▶ _Instructions to follow_:
Output the full listing below exactly, without the pictures.
START Excerpted data
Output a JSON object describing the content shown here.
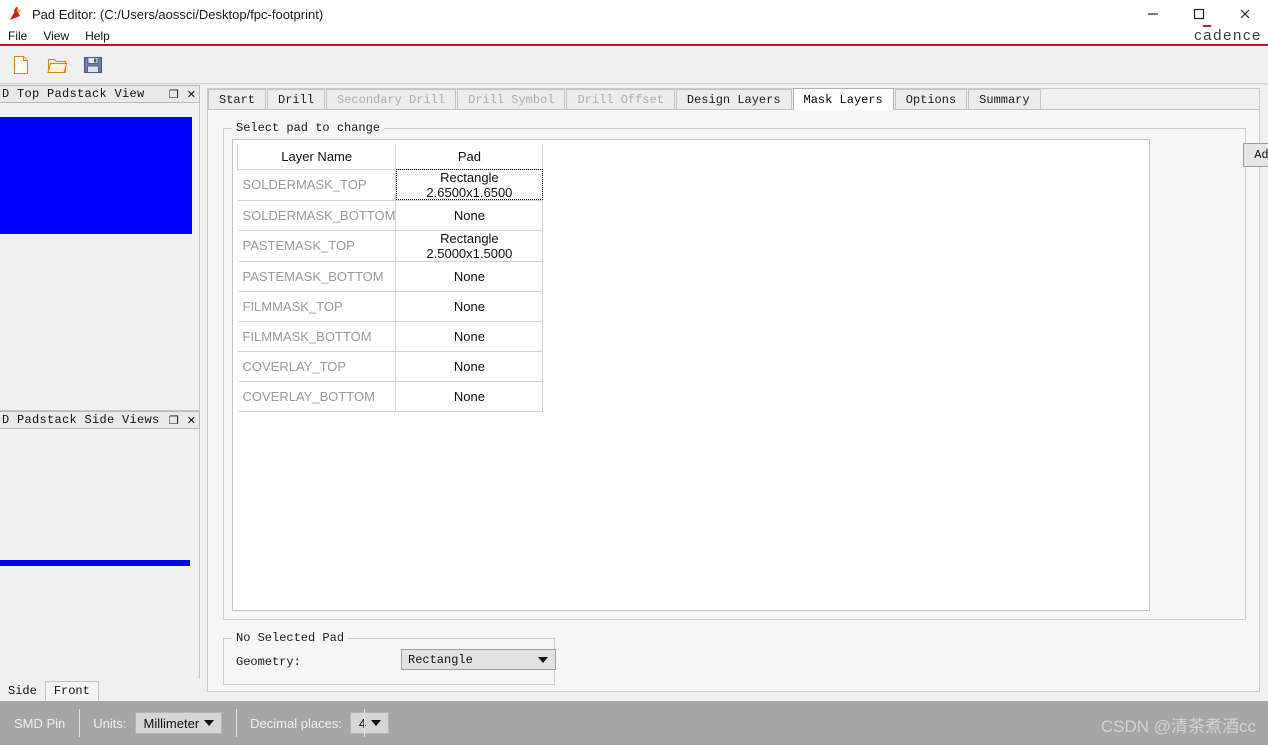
{
  "window": {
    "app_icon": "pad-editor-icon",
    "title": "Pad Editor:  (C:/Users/aossci/Desktop/fpc-footprint)",
    "minimize": "–",
    "maximize": "□",
    "close": "✕",
    "brand": "cadence"
  },
  "menubar": {
    "items": [
      {
        "label": "File"
      },
      {
        "label": "View"
      },
      {
        "label": "Help"
      }
    ]
  },
  "toolbar": {
    "buttons": [
      {
        "name": "new-file-icon"
      },
      {
        "name": "open-folder-icon"
      },
      {
        "name": "save-icon"
      }
    ]
  },
  "dock": {
    "top_panel": {
      "title": "D Top Padstack View",
      "float_button": "❐",
      "close_button": "✕"
    },
    "bottom_panel": {
      "title": "D Padstack Side Views",
      "float_button": "❐",
      "close_button": "✕"
    },
    "view_tabs": [
      {
        "label": "Side",
        "selected": false
      },
      {
        "label": "Front",
        "selected": true
      }
    ],
    "pad_color": "#0000ff"
  },
  "tabs": [
    {
      "label": "Start",
      "state": "enabled"
    },
    {
      "label": "Drill",
      "state": "enabled"
    },
    {
      "label": "Secondary Drill",
      "state": "disabled"
    },
    {
      "label": "Drill Symbol",
      "state": "disabled"
    },
    {
      "label": "Drill Offset",
      "state": "disabled"
    },
    {
      "label": "Design Layers",
      "state": "enabled"
    },
    {
      "label": "Mask Layers",
      "state": "active"
    },
    {
      "label": "Options",
      "state": "enabled"
    },
    {
      "label": "Summary",
      "state": "enabled"
    }
  ],
  "select_pad_group": {
    "label": "Select pad to change",
    "add_layer_button": "Add Layer",
    "table": {
      "columns": [
        "Layer Name",
        "Pad"
      ],
      "rows": [
        {
          "layer": "SOLDERMASK_TOP",
          "pad": "Rectangle 2.6500x1.6500",
          "focused": true
        },
        {
          "layer": "SOLDERMASK_BOTTOM",
          "pad": "None",
          "focused": false
        },
        {
          "layer": "PASTEMASK_TOP",
          "pad": "Rectangle 2.5000x1.5000",
          "focused": false
        },
        {
          "layer": "PASTEMASK_BOTTOM",
          "pad": "None",
          "focused": false
        },
        {
          "layer": "FILMMASK_TOP",
          "pad": "None",
          "focused": false
        },
        {
          "layer": "FILMMASK_BOTTOM",
          "pad": "None",
          "focused": false
        },
        {
          "layer": "COVERLAY_TOP",
          "pad": "None",
          "focused": false
        },
        {
          "layer": "COVERLAY_BOTTOM",
          "pad": "None",
          "focused": false
        }
      ]
    }
  },
  "selected_pad_group": {
    "label": "No Selected Pad",
    "geometry_label": "Geometry:",
    "geometry_value": "Rectangle"
  },
  "statusbar": {
    "pin_type": "SMD Pin",
    "units_label": "Units:",
    "units_value": "Millimeter",
    "decimal_label": "Decimal places:",
    "decimal_value": "4",
    "watermark": "CSDN @清茶煮酒cc"
  }
}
END Excerpted data
▶ _Answer_:
Output a JSON object describing the content shown here.
{
  "window": {
    "app_icon": "pad-editor-icon",
    "title": "Pad Editor:  (C:/Users/aossci/Desktop/fpc-footprint)",
    "minimize": "–",
    "maximize": "□",
    "close": "✕",
    "brand": "cadence"
  },
  "menubar": {
    "items": [
      {
        "label": "File"
      },
      {
        "label": "View"
      },
      {
        "label": "Help"
      }
    ]
  },
  "toolbar": {
    "buttons": [
      {
        "name": "new-file-icon"
      },
      {
        "name": "open-folder-icon"
      },
      {
        "name": "save-icon"
      }
    ]
  },
  "dock": {
    "top_panel": {
      "title": "D Top Padstack View",
      "float_button": "❐",
      "close_button": "✕"
    },
    "bottom_panel": {
      "title": "D Padstack Side Views",
      "float_button": "❐",
      "close_button": "✕"
    },
    "view_tabs": [
      {
        "label": "Side",
        "selected": false
      },
      {
        "label": "Front",
        "selected": true
      }
    ],
    "pad_color": "#0000ff"
  },
  "tabs": [
    {
      "label": "Start",
      "state": "enabled"
    },
    {
      "label": "Drill",
      "state": "enabled"
    },
    {
      "label": "Secondary Drill",
      "state": "disabled"
    },
    {
      "label": "Drill Symbol",
      "state": "disabled"
    },
    {
      "label": "Drill Offset",
      "state": "disabled"
    },
    {
      "label": "Design Layers",
      "state": "enabled"
    },
    {
      "label": "Mask Layers",
      "state": "active"
    },
    {
      "label": "Options",
      "state": "enabled"
    },
    {
      "label": "Summary",
      "state": "enabled"
    }
  ],
  "select_pad_group": {
    "label": "Select pad to change",
    "add_layer_button": "Add Layer",
    "table": {
      "columns": [
        "Layer Name",
        "Pad"
      ],
      "rows": [
        {
          "layer": "SOLDERMASK_TOP",
          "pad": "Rectangle 2.6500x1.6500",
          "focused": true
        },
        {
          "layer": "SOLDERMASK_BOTTOM",
          "pad": "None",
          "focused": false
        },
        {
          "layer": "PASTEMASK_TOP",
          "pad": "Rectangle 2.5000x1.5000",
          "focused": false
        },
        {
          "layer": "PASTEMASK_BOTTOM",
          "pad": "None",
          "focused": false
        },
        {
          "layer": "FILMMASK_TOP",
          "pad": "None",
          "focused": false
        },
        {
          "layer": "FILMMASK_BOTTOM",
          "pad": "None",
          "focused": false
        },
        {
          "layer": "COVERLAY_TOP",
          "pad": "None",
          "focused": false
        },
        {
          "layer": "COVERLAY_BOTTOM",
          "pad": "None",
          "focused": false
        }
      ]
    }
  },
  "selected_pad_group": {
    "label": "No Selected Pad",
    "geometry_label": "Geometry:",
    "geometry_value": "Rectangle"
  },
  "statusbar": {
    "pin_type": "SMD Pin",
    "units_label": "Units:",
    "units_value": "Millimeter",
    "decimal_label": "Decimal places:",
    "decimal_value": "4",
    "watermark": "CSDN @清茶煮酒cc"
  }
}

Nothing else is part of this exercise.